Фрагмент источника
↓↓↓
Вадим Вацуро - С.Д.П. Из истории литературного быта пушкинской поры
В добропорядочности этих продуманных домашних шуток было что-то коллежско-асессорское.
На первом заседании было читано вышеупомянутое «Представление», а затем речь «попечителя» по случаю открытия общества. Текст этот сохранился, и мы прочтем его: это одно из немногих дошедших до нас сочинений Софьи Дмитриевны Пономаревой.
НОВЫЙ ГОД РЕЧЬ ПО СЛУЧАЮ ОТКРЫТИЯ ОБЩЕСТВАИзвините меня, почтенные члены общества Любителей Премудрости и Словесности, естьли вступая на поприще литературы, буду оспоривать общее мнение, что Новый год счисляться должен не с 1-го Генваря.
Будучи совершенно с сим несогласен и следуя правилам тех Обществ, которые вопреки истин, принятых целым светом, проповедывают свои собственные — я беру смелость утверждать не токмо пред лицом ученых, полуученых и неученых, но даже лицом Вашим, милостивые Государи, что Новый год собственно для нас должен отныне счисляться с 22 июня, яко со дня открытия нашего общества.
Такова воля моя — да увенчает ее Ваше согласие!
↑↑↑
Задачи и упражнения
- A) Какую дату речь «попечителя» во фрагменте источника предлагает считать началом Нового года и чем это обосновано? Ответ дайте в одном–трех предложениях.
- B) Процитируйте первый листинг от строки с «candle-body [468,110,472,112]» до строки с «candle-body [256,298,260,301]», включая обе эти строки.

Исходные данные
↓↓↓
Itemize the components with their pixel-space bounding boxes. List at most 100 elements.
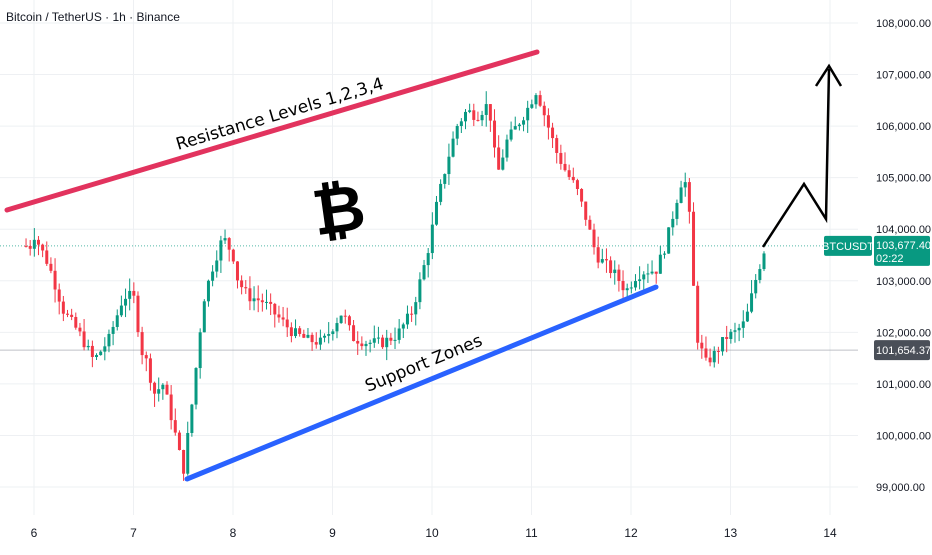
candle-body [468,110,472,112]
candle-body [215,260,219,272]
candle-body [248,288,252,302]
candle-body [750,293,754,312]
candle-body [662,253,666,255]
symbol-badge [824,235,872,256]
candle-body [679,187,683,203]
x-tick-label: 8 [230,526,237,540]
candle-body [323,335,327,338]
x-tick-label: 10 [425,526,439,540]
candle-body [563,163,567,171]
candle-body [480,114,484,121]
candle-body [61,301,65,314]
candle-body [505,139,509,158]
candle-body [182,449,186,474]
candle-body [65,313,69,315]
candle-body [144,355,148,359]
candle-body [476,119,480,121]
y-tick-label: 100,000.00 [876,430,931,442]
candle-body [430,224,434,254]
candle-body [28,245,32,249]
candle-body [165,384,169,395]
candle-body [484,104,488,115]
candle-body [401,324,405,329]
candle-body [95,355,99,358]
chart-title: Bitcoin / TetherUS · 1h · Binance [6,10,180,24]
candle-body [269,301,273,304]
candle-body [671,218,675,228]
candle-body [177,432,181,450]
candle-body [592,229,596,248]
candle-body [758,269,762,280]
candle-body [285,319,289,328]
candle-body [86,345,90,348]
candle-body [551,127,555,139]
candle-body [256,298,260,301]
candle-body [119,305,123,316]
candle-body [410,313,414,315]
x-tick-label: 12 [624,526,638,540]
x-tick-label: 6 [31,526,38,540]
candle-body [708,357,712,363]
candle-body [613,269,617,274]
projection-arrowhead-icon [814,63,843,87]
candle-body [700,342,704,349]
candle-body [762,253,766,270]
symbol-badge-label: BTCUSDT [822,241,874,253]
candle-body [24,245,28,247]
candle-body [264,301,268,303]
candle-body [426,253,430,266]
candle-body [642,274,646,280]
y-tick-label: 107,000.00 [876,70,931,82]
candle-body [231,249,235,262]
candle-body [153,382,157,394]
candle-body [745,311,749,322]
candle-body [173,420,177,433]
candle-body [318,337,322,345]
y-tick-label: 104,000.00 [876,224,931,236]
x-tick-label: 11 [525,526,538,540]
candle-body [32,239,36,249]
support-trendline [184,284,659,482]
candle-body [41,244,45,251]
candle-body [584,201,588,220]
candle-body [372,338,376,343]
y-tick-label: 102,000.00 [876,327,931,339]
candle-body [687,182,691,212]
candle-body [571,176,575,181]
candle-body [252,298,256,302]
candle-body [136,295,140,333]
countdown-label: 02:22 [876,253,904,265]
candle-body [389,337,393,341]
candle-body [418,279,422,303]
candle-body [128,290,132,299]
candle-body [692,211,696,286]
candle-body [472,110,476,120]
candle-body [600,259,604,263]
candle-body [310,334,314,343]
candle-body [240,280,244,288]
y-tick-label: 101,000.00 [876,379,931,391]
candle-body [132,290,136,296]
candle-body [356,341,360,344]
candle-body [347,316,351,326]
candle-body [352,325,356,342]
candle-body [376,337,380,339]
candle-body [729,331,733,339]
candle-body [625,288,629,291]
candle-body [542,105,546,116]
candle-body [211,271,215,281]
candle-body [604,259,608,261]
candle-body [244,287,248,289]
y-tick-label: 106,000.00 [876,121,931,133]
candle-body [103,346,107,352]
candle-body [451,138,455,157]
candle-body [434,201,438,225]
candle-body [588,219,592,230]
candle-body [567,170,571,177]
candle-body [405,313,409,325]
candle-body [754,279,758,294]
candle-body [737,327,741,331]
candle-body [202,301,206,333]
↑↑↑
↓↓↓
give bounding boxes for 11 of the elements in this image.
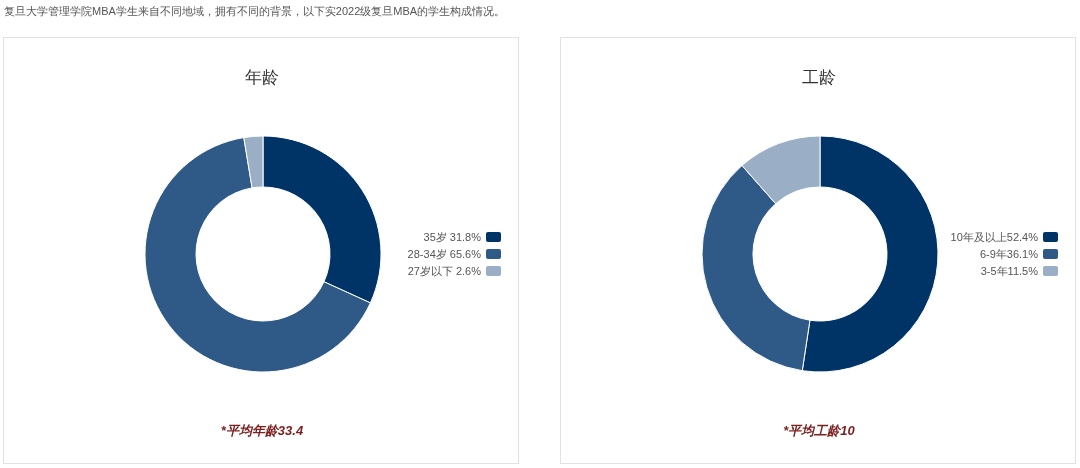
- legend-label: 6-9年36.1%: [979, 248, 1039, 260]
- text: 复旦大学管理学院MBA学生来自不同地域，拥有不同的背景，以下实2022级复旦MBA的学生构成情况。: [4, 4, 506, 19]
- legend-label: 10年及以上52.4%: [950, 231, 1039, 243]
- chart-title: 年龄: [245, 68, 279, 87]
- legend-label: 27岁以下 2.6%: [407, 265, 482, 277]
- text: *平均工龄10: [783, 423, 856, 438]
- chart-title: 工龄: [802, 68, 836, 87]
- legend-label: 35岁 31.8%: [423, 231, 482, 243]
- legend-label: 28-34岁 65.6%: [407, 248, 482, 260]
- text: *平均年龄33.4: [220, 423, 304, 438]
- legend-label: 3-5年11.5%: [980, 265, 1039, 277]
↑↑↑
Результаты выполнения
- A) Началом Нового года речь предлагает считать 22 июня, поскольку это день открытия общества Любителей Премудрости и Словесности.

- B)
candle-body [468,110,472,112]
candle-body [215,260,219,272]
candle-body [248,288,252,302]
candle-body [750,293,754,312]
candle-body [662,253,666,255]
symbol-badge [824,235,872,256]
candle-body [679,187,683,203]
x-tick-label: 8 [230,526,237,540]
candle-body [323,335,327,338]
x-tick-label: 10 [425,526,439,540]
candle-body [563,163,567,171]
candle-body [480,114,484,121]
candle-body [61,301,65,314]
candle-body [505,139,509,158]
candle-body [182,449,186,474]
candle-body [65,313,69,315]
candle-body [144,355,148,359]
candle-body [476,119,480,121]
y-tick-label: 100,000.00 [876,430,931,442]
candle-body [430,224,434,254]
candle-body [28,245,32,249]
candle-body [165,384,169,395]
candle-body [484,104,488,115]
candle-body [401,324,405,329]
candle-body [95,355,99,358]
chart-title: Bitcoin / TetherUS · 1h · Binance [6,10,180,24]
candle-body [269,301,273,304]
candle-body [671,218,675,228]
candle-body [177,432,181,450]
candle-body [592,229,596,248]
candle-body [758,269,762,280]
candle-body [285,319,289,328]
candle-body [86,345,90,348]
candle-body [551,127,555,139]
candle-body [256,298,260,301]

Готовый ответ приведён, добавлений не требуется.